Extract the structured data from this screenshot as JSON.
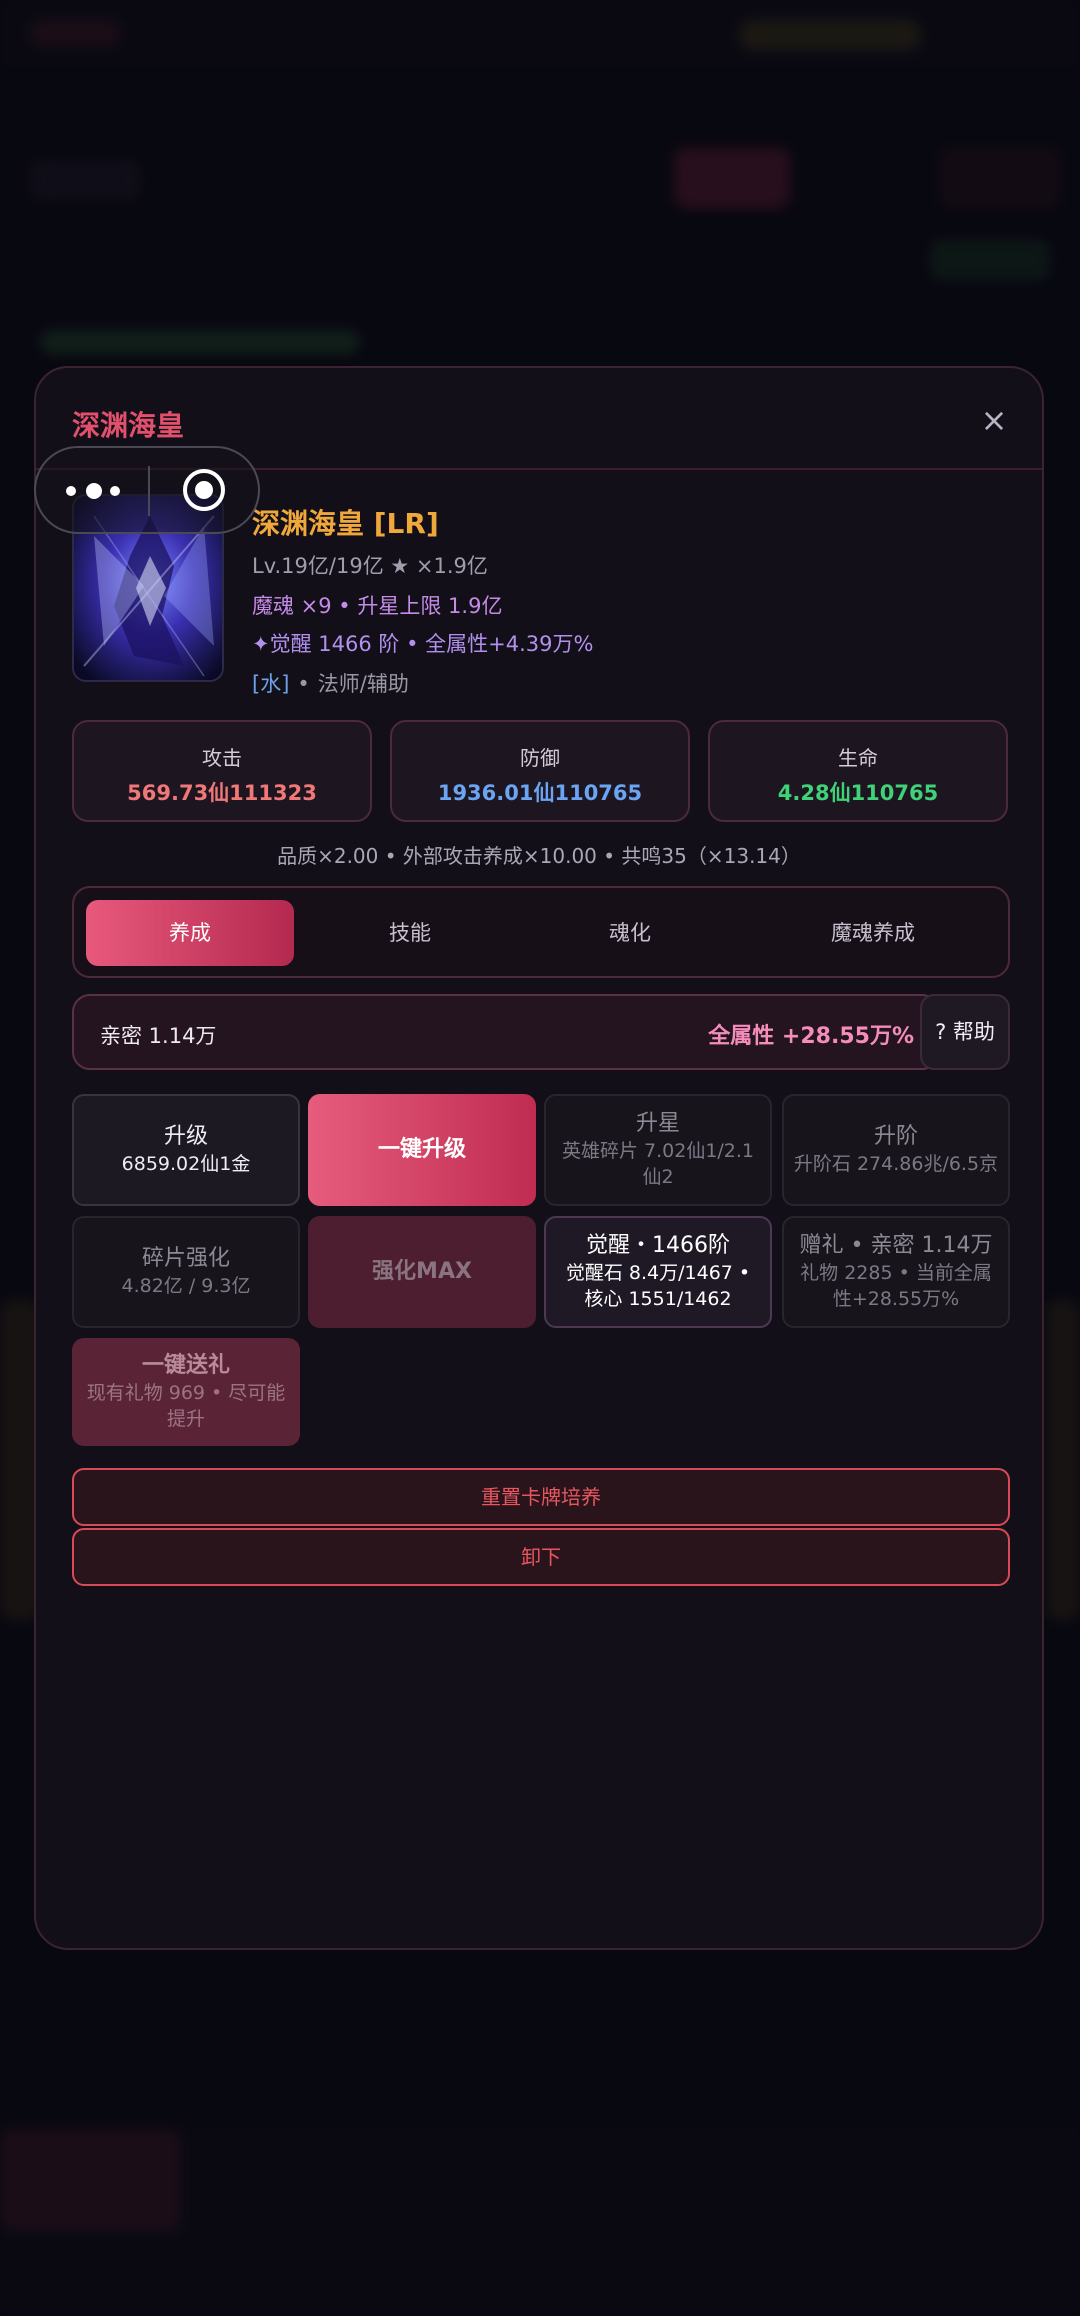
{
  "modal": {
    "title": "深渊海皇",
    "close_label": "×"
  },
  "hero": {
    "name": "深渊海皇 [LR]",
    "level_line": "Lv.19亿/19亿 ★ ×1.9亿",
    "soul_line": "魔魂 ×9 • 升星上限 1.9亿",
    "awaken_line": "✦觉醒 1466 阶 • 全属性+4.39万%",
    "element": "[水]",
    "role": "法师/辅助"
  },
  "stats": [
    {
      "label": "攻击",
      "value": "569.73仙111323",
      "color": "#f07878"
    },
    {
      "label": "防御",
      "value": "1936.01仙110765",
      "color": "#6aa4f2"
    },
    {
      "label": "生命",
      "value": "4.28仙110765",
      "color": "#3fd277"
    }
  ],
  "quality_line": "品质×2.00 • 外部攻击养成×10.00 • 共鸣35（×13.14）",
  "tabs": [
    "养成",
    "技能",
    "魂化",
    "魔魂养成"
  ],
  "active_tab": "养成",
  "intimacy": {
    "left": "亲密 1.14万",
    "right": "全属性 +28.55万%"
  },
  "help_label": "? 帮助",
  "actions": {
    "upgrade": {
      "title": "升级",
      "sub": "6859.02仙1金"
    },
    "one_click_upgrade": {
      "title": "一键升级"
    },
    "star_up": {
      "title": "升星",
      "sub": "英雄碎片 7.02仙1/2.1仙2"
    },
    "rank_up": {
      "title": "升阶",
      "sub": "升阶石 274.86兆/6.5京"
    },
    "shard_enhance": {
      "title": "碎片强化",
      "sub": "4.82亿 / 9.3亿"
    },
    "enhance_max": {
      "title": "强化MAX"
    },
    "awaken": {
      "title": "觉醒・1466阶",
      "sub": "觉醒石 8.4万/1467 • 核心 1551/1462"
    },
    "gift_info": {
      "title": "赠礼 • 亲密 1.14万",
      "sub": "礼物 2285 • 当前全属性+28.55万%"
    },
    "one_click_gift": {
      "title": "一键送礼",
      "sub": "现有礼物 969 • 尽可能提升"
    }
  },
  "buttons": {
    "reset": "重置卡牌培养",
    "unequip": "卸下"
  },
  "colors": {
    "accent": "#e2506e",
    "gold": "#f0a83a",
    "danger": "#e8565f"
  },
  "icons": [
    "more-dots-icon",
    "target-icon",
    "close-icon"
  ]
}
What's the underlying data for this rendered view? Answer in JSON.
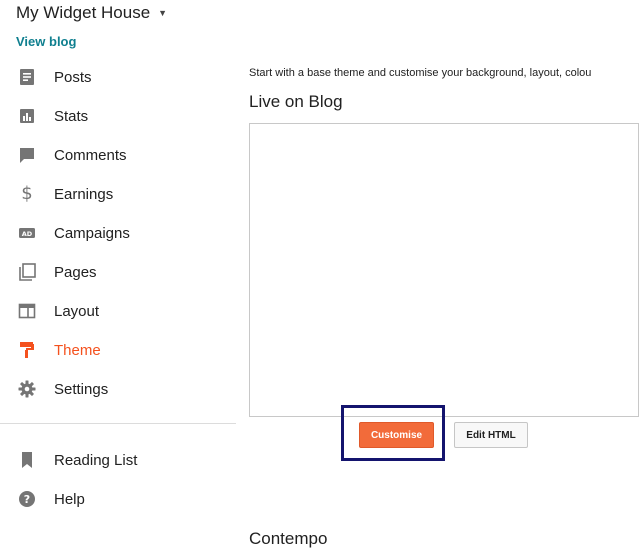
{
  "sidebar": {
    "blog_title": "My Widget House",
    "view_blog": "View blog",
    "items": [
      {
        "label": "Posts",
        "icon": "posts-icon"
      },
      {
        "label": "Stats",
        "icon": "stats-icon"
      },
      {
        "label": "Comments",
        "icon": "comments-icon"
      },
      {
        "label": "Earnings",
        "icon": "dollar-icon"
      },
      {
        "label": "Campaigns",
        "icon": "ad-icon"
      },
      {
        "label": "Pages",
        "icon": "pages-icon"
      },
      {
        "label": "Layout",
        "icon": "layout-icon"
      },
      {
        "label": "Theme",
        "icon": "theme-icon",
        "active": true
      },
      {
        "label": "Settings",
        "icon": "gear-icon"
      }
    ],
    "secondary": [
      {
        "label": "Reading List",
        "icon": "bookmark-icon"
      },
      {
        "label": "Help",
        "icon": "help-icon"
      }
    ]
  },
  "main": {
    "description": "Start with a base theme and customise your background, layout, colou",
    "live_title": "Live on Blog",
    "customise_label": "Customise",
    "edit_html_label": "Edit HTML",
    "theme_name": "Contempo"
  },
  "colors": {
    "accent": "#f4511e",
    "customise_button": "#f26b3a",
    "icon_gray": "#757575",
    "link": "#0f7f8f",
    "highlight_border": "#14146e"
  }
}
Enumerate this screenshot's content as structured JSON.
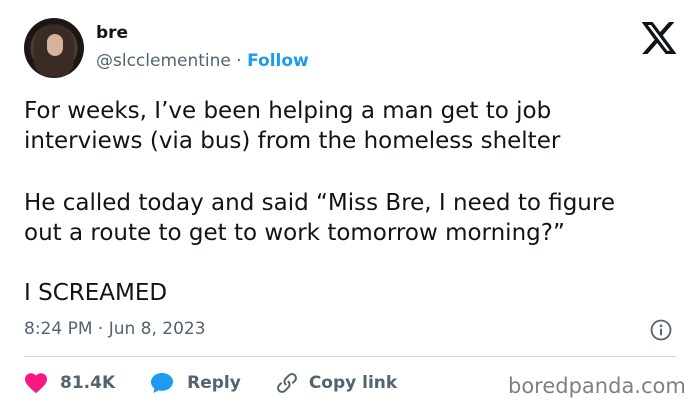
{
  "author": {
    "name": "bre",
    "handle": "@slcclementine",
    "separator": "·",
    "follow_label": "Follow"
  },
  "tweet": {
    "paragraph_1": "For weeks, I’ve been helping a man get to job\ninterviews (via bus) from the homeless shelter",
    "paragraph_2": "He called today and said “Miss Bre, I need to figure\nout a route to get to work tomorrow morning?”",
    "paragraph_3": "I SCREAMED",
    "timestamp": "8:24 PM · Jun 8, 2023"
  },
  "actions": {
    "like_count": "81.4K",
    "reply_label": "Reply",
    "copy_link_label": "Copy link"
  },
  "watermark": "boredpanda.com",
  "colors": {
    "like": "#f91880",
    "reply": "#1d9bf0",
    "link": "#1d9bf0",
    "text": "#0f1419",
    "muted": "#536471"
  },
  "icons": {
    "platform": "x-logo-icon",
    "info": "info-icon",
    "like": "heart-icon",
    "reply": "speech-bubble-icon",
    "copy_link": "link-icon"
  }
}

DO THIS: Return nothing except the number of lines that include the string "from".

WRITTEN ANSWER: 2